Repeat the data word for word. Do not include the pictures.
++++++
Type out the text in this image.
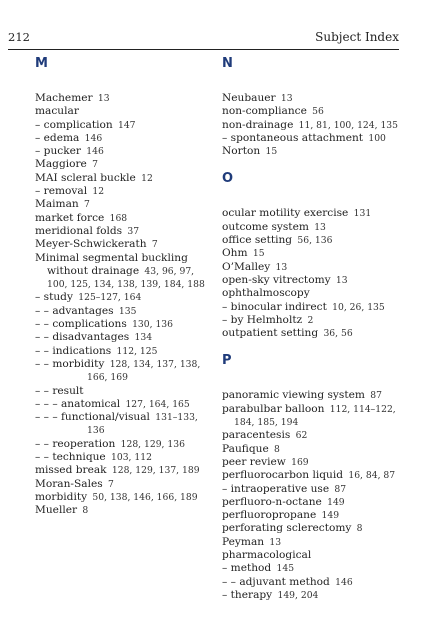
212	Subject Index
M
Machemer  13
macular
– complication  147
– edema  146
– pucker  146
Maggiore  7
MAI scleral buckle  12
– removal  12
Maiman  7
market force  168
meridional folds  37
Meyer-Schwickerath  7
Minimal segmental buckling
without drainage  43, 96, 97,
100, 125, 134, 138, 139, 184, 188
– study  125–127, 164
– – advantages  135
– – complications  130, 136
– – disadvantages  134
– – indications  112, 125
– – morbidity  128, 134, 137, 138,
166, 169
– – result
– – – anatomical  127, 164, 165
– – – functional/visual  131–133,
136
– – reoperation  128, 129, 136
– – technique  103, 112
missed break  128, 129, 137, 189
Moran-Sales  7
morbidity  50, 138, 146, 166, 189
Mueller  8
N
Neubauer  13
non-compliance  56
non-drainage  11, 81, 100, 124, 135
– spontaneous attachment  100
Norton  15
O
ocular motility exercise  131
outcome system  13
office setting  56, 136
Ohm  15
O’Malley  13
open-sky vitrectomy  13
ophthalmoscopy
– binocular indirect  10, 26, 135
– by Helmholtz  2
outpatient setting  36, 56
P
panoramic viewing system  87
parabulbar balloon  112, 114–122,
184, 185, 194
paracentesis  62
Paufique  8
peer review  169
perfluorocarbon liquid  16, 84, 87
– intraoperative use  87
perfluoro-n-octane  149
perfluoropropane  149
perforating sclerectomy  8
Peyman  13
pharmacological
– method  145
– – adjuvant method  146
– therapy  149, 204
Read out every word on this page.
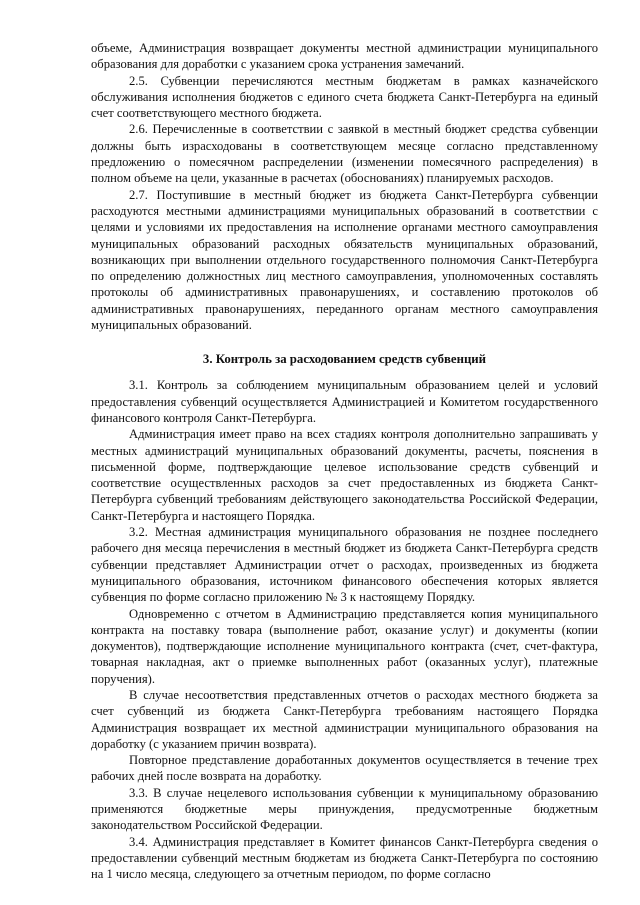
объеме, Администрация возвращает документы местной администрации муниципального образования для доработки с указанием срока устранения замечаний.

2.5. Субвенции перечисляются местным бюджетам в рамках казначейского обслуживания исполнения бюджетов с единого счета бюджета Санкт-Петербурга на единый счет соответствующего местного бюджета.

2.6. Перечисленные в соответствии с заявкой в местный бюджет средства субвенции должны быть израсходованы в соответствующем месяце согласно представленному предложению о помесячном распределении (изменении помесячного распределения) в полном объеме на цели, указанные в расчетах (обоснованиях) планируемых расходов.

2.7. Поступившие в местный бюджет из бюджета Санкт-Петербурга субвенции расходуются местными администрациями муниципальных образований в соответствии с целями и условиями их предоставления на исполнение органами местного самоуправления муниципальных образований расходных обязательств муниципальных образований, возникающих при выполнении отдельного государственного полномочия Санкт-Петербурга по определению должностных лиц местного самоуправления, уполномоченных составлять протоколы об административных правонарушениях, и составлению протоколов об административных правонарушениях, переданного органам местного самоуправления муниципальных образований.

3. Контроль за расходованием средств субвенций

3.1. Контроль за соблюдением муниципальным образованием целей и условий предоставления субвенций осуществляется Администрацией и Комитетом государственного финансового контроля Санкт-Петербурга.

Администрация имеет право на всех стадиях контроля дополнительно запрашивать у местных администраций муниципальных образований документы, расчеты, пояснения в письменной форме, подтверждающие целевое использование средств субвенций и соответствие осуществленных расходов за счет предоставленных из бюджета Санкт-Петербурга субвенций требованиям действующего законодательства Российской Федерации, Санкт-Петербурга и настоящего Порядка.

3.2. Местная администрация муниципального образования не позднее последнего рабочего дня месяца перечисления в местный бюджет из бюджета Санкт-Петербурга средств субвенции представляет Администрации отчет о расходах, произведенных из бюджета муниципального образования, источником финансового обеспечения которых является субвенция по форме согласно приложению № 3 к настоящему Порядку.

Одновременно с отчетом в Администрацию представляется копия муниципального контракта на поставку товара (выполнение работ, оказание услуг) и документы (копии документов), подтверждающие исполнение муниципального контракта (счет, счет-фактура, товарная накладная, акт о приемке выполненных работ (оказанных услуг), платежные поручения).

В случае несоответствия представленных отчетов о расходах местного бюджета за счет субвенций из бюджета Санкт-Петербурга требованиям настоящего Порядка Администрация возвращает их местной администрации муниципального образования на доработку (с указанием причин возврата).

Повторное представление доработанных документов осуществляется в течение трех рабочих дней после возврата на доработку.

3.3. В случае нецелевого использования субвенции к муниципальному образованию применяются бюджетные меры принуждения, предусмотренные бюджетным законодательством Российской Федерации.

3.4. Администрация представляет в Комитет финансов Санкт-Петербурга сведения о предоставлении субвенций местным бюджетам из бюджета Санкт-Петербурга по состоянию на 1 число месяца, следующего за отчетным периодом, по форме согласно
++++++
Reply to the task -
Type out the text in this image.
212	Subject Index
M
Machemer  13
macular
– complication  147
– edema  146
– pucker  146
Maggiore  7
MAI scleral buckle  12
– removal  12
Maiman  7
market force  168
meridional folds  37
Meyer-Schwickerath  7
Minimal segmental buckling
without drainage  43, 96, 97,
100, 125, 134, 138, 139, 184, 188
– study  125–127, 164
– – advantages  135
– – complications  130, 136
– – disadvantages  134
– – indications  112, 125
– – morbidity  128, 134, 137, 138,
166, 169
– – result
– – – anatomical  127, 164, 165
– – – functional/visual  131–133,
136
– – reoperation  128, 129, 136
– – technique  103, 112
missed break  128, 129, 137, 189
Moran-Sales  7
morbidity  50, 138, 146, 166, 189
Mueller  8
N
Neubauer  13
non-compliance  56
non-drainage  11, 81, 100, 124, 135
– spontaneous attachment  100
Norton  15
O
ocular motility exercise  131
outcome system  13
office setting  56, 136
Ohm  15
O’Malley  13
open-sky vitrectomy  13
ophthalmoscopy
– binocular indirect  10, 26, 135
– by Helmholtz  2
outpatient setting  36, 56
P
panoramic viewing system  87
parabulbar balloon  112, 114–122,
184, 185, 194
paracentesis  62
Paufique  8
peer review  169
perfluorocarbon liquid  16, 84, 87
– intraoperative use  87
perfluoro-n-octane  149
perfluoropropane  149
perforating sclerectomy  8
Peyman  13
pharmacological
– method  145
– – adjuvant method  146
– therapy  149, 204
Read out every word on this page.
объеме, Администрация возвращает документы местной администрации муниципального образования для доработки с указанием срока устранения замечаний.

2.5. Субвенции перечисляются местным бюджетам в рамках казначейского обслуживания исполнения бюджетов с единого счета бюджета Санкт-Петербурга на единый счет соответствующего местного бюджета.

2.6. Перечисленные в соответствии с заявкой в местный бюджет средства субвенции должны быть израсходованы в соответствующем месяце согласно представленному предложению о помесячном распределении (изменении помесячного распределения) в полном объеме на цели, указанные в расчетах (обоснованиях) планируемых расходов.

2.7. Поступившие в местный бюджет из бюджета Санкт-Петербурга субвенции расходуются местными администрациями муниципальных образований в соответствии с целями и условиями их предоставления на исполнение органами местного самоуправления муниципальных образований расходных обязательств муниципальных образований, возникающих при выполнении отдельного государственного полномочия Санкт-Петербурга по определению должностных лиц местного самоуправления, уполномоченных составлять протоколы об административных правонарушениях, и составлению протоколов об административных правонарушениях, переданного органам местного самоуправления муниципальных образований.

3. Контроль за расходованием средств субвенций

3.1. Контроль за соблюдением муниципальным образованием целей и условий предоставления субвенций осуществляется Администрацией и Комитетом государственного финансового контроля Санкт-Петербурга.

Администрация имеет право на всех стадиях контроля дополнительно запрашивать у местных администраций муниципальных образований документы, расчеты, пояснения в письменной форме, подтверждающие целевое использование средств субвенций и соответствие осуществленных расходов за счет предоставленных из бюджета Санкт-Петербурга субвенций требованиям действующего законодательства Российской Федерации, Санкт-Петербурга и настоящего Порядка.

3.2. Местная администрация муниципального образования не позднее последнего рабочего дня месяца перечисления в местный бюджет из бюджета Санкт-Петербурга средств субвенции представляет Администрации отчет о расходах, произведенных из бюджета муниципального образования, источником финансового обеспечения которых является субвенция по форме согласно приложению № 3 к настоящему Порядку.

Одновременно с отчетом в Администрацию представляется копия муниципального контракта на поставку товара (выполнение работ, оказание услуг) и документы (копии документов), подтверждающие исполнение муниципального контракта (счет, счет-фактура, товарная накладная, акт о приемке выполненных работ (оказанных услуг), платежные поручения).

В случае несоответствия представленных отчетов о расходах местного бюджета за счет субвенций из бюджета Санкт-Петербурга требованиям настоящего Порядка Администрация возвращает их местной администрации муниципального образования на доработку (с указанием причин возврата).

Повторное представление доработанных документов осуществляется в течение трех рабочих дней после возврата на доработку.

3.3. В случае нецелевого использования субвенции к муниципальному образованию применяются бюджетные меры принуждения, предусмотренные бюджетным законодательством Российской Федерации.

3.4. Администрация представляет в Комитет финансов Санкт-Петербурга сведения о предоставлении субвенций местным бюджетам из бюджета Санкт-Петербурга по состоянию на 1 число месяца, следующего за отчетным периодом, по форме согласно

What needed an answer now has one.